◆ The task ◆
Print every line of the listing below word for word, leaving out the picture.

-- begin Data provided --

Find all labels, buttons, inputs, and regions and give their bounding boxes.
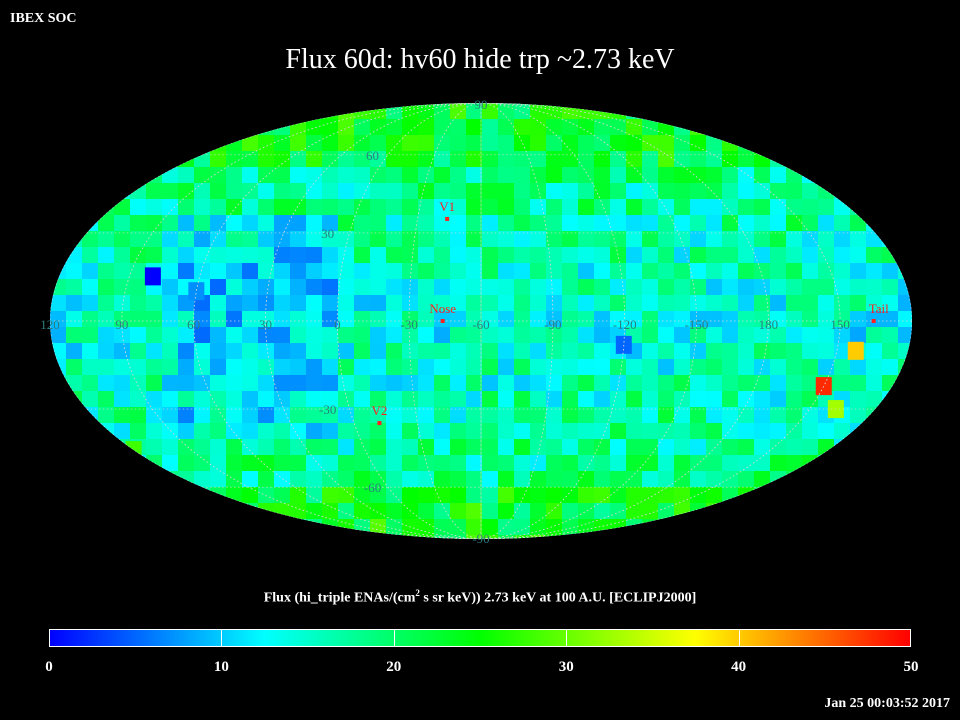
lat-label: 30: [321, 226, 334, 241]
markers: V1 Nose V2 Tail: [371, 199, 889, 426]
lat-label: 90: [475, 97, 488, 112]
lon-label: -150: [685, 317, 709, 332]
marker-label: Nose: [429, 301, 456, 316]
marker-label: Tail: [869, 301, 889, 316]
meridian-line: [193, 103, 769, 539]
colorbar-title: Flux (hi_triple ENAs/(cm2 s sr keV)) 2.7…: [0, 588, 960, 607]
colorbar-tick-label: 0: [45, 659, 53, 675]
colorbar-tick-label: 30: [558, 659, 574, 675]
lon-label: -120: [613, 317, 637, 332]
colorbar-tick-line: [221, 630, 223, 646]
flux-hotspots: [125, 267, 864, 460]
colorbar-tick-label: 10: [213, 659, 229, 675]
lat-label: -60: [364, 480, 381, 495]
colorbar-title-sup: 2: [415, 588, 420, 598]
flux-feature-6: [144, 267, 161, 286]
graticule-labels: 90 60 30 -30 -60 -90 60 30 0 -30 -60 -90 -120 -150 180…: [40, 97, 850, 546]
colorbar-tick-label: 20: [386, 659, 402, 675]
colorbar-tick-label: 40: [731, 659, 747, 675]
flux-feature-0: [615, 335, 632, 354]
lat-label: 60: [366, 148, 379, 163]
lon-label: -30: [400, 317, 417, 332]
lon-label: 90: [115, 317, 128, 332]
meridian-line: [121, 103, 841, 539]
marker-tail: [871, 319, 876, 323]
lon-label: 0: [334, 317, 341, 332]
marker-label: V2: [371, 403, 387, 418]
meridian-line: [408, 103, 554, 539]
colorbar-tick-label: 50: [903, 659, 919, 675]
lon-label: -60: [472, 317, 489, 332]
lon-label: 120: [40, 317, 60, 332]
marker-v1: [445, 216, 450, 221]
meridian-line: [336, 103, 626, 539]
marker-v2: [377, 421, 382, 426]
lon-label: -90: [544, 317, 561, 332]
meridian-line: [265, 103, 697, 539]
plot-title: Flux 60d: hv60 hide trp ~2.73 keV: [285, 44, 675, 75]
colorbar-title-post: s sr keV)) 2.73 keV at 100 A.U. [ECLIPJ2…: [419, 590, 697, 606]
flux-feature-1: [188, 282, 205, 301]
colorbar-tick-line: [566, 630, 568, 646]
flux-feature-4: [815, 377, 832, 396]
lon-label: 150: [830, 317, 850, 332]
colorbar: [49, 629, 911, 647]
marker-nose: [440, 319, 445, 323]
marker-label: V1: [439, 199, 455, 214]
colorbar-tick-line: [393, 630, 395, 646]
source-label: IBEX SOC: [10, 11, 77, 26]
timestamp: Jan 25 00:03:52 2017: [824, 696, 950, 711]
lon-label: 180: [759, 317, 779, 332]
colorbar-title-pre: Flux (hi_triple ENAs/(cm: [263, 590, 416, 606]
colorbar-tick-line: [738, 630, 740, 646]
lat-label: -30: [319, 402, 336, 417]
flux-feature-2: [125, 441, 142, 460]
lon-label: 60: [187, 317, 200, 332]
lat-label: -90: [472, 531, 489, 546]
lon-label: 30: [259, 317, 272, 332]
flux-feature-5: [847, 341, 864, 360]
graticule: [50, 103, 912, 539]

-- end Data provided --

◆ Answer for the task ◆
Find all labels, buttons, inputs, and regions and give their bounding boxes.
lat-label: 30: [321, 226, 334, 241]
markers: V1 Nose V2 Tail: [371, 199, 889, 426]
lat-label: 90: [475, 97, 488, 112]
lon-label: -150: [685, 317, 709, 332]
marker-label: Nose: [429, 301, 456, 316]
marker-label: Tail: [869, 301, 889, 316]
meridian-line: [193, 103, 769, 539]
colorbar-title: Flux (hi_triple ENAs/(cm2 s sr keV)) 2.7…: [0, 588, 960, 607]
colorbar-tick-label: 0: [45, 659, 53, 675]
colorbar-tick-label: 30: [558, 659, 574, 675]
lon-label: -120: [613, 317, 637, 332]
colorbar-tick-line: [221, 630, 223, 646]
flux-hotspots: [125, 267, 864, 460]
colorbar-tick-label: 10: [213, 659, 229, 675]
lat-label: -60: [364, 480, 381, 495]
colorbar-title-sup: 2: [415, 588, 420, 598]
flux-feature-6: [144, 267, 161, 286]
graticule-labels: 90 60 30 -30 -60 -90 60 30 0 -30 -60 -90 -120 -150 180…: [40, 97, 850, 546]
colorbar-tick-label: 20: [386, 659, 402, 675]
colorbar-tick-label: 40: [731, 659, 747, 675]
flux-feature-0: [615, 335, 632, 354]
lat-label: 60: [366, 148, 379, 163]
lon-label: -30: [400, 317, 417, 332]
lon-label: 90: [115, 317, 128, 332]
meridian-line: [121, 103, 841, 539]
marker-tail: [871, 319, 876, 323]
lon-label: 0: [334, 317, 341, 332]
marker-label: V2: [371, 403, 387, 418]
meridian-line: [408, 103, 554, 539]
colorbar-tick-label: 50: [903, 659, 919, 675]
lon-label: -60: [472, 317, 489, 332]
lon-label: 120: [40, 317, 60, 332]
marker-v1: [445, 216, 450, 221]
meridian-line: [336, 103, 626, 539]
marker-v2: [377, 421, 382, 426]
lon-label: -90: [544, 317, 561, 332]
meridian-line: [265, 103, 697, 539]
plot-title: Flux 60d: hv60 hide trp ~2.73 keV: [285, 44, 675, 75]
colorbar-title-post: s sr keV)) 2.73 keV at 100 A.U. [ECLIPJ2…: [419, 590, 697, 606]
flux-feature-1: [188, 282, 205, 301]
colorbar-tick-line: [566, 630, 568, 646]
flux-feature-4: [815, 377, 832, 396]
lon-label: 150: [830, 317, 850, 332]
colorbar: [49, 629, 911, 647]
marker-nose: [440, 319, 445, 323]
marker-label: V1: [439, 199, 455, 214]
colorbar-tick-line: [393, 630, 395, 646]
source-label: IBEX SOC: [10, 11, 77, 26]
timestamp: Jan 25 00:03:52 2017: [824, 696, 950, 711]
lon-label: 180: [759, 317, 779, 332]
colorbar-title-pre: Flux (hi_triple ENAs/(cm: [263, 590, 416, 606]
colorbar-tick-line: [738, 630, 740, 646]
lat-label: -30: [319, 402, 336, 417]
flux-feature-2: [125, 441, 142, 460]
lon-label: 60: [187, 317, 200, 332]
lat-label: -90: [472, 531, 489, 546]
lon-label: 30: [259, 317, 272, 332]
flux-feature-5: [847, 341, 864, 360]
graticule: [50, 103, 912, 539]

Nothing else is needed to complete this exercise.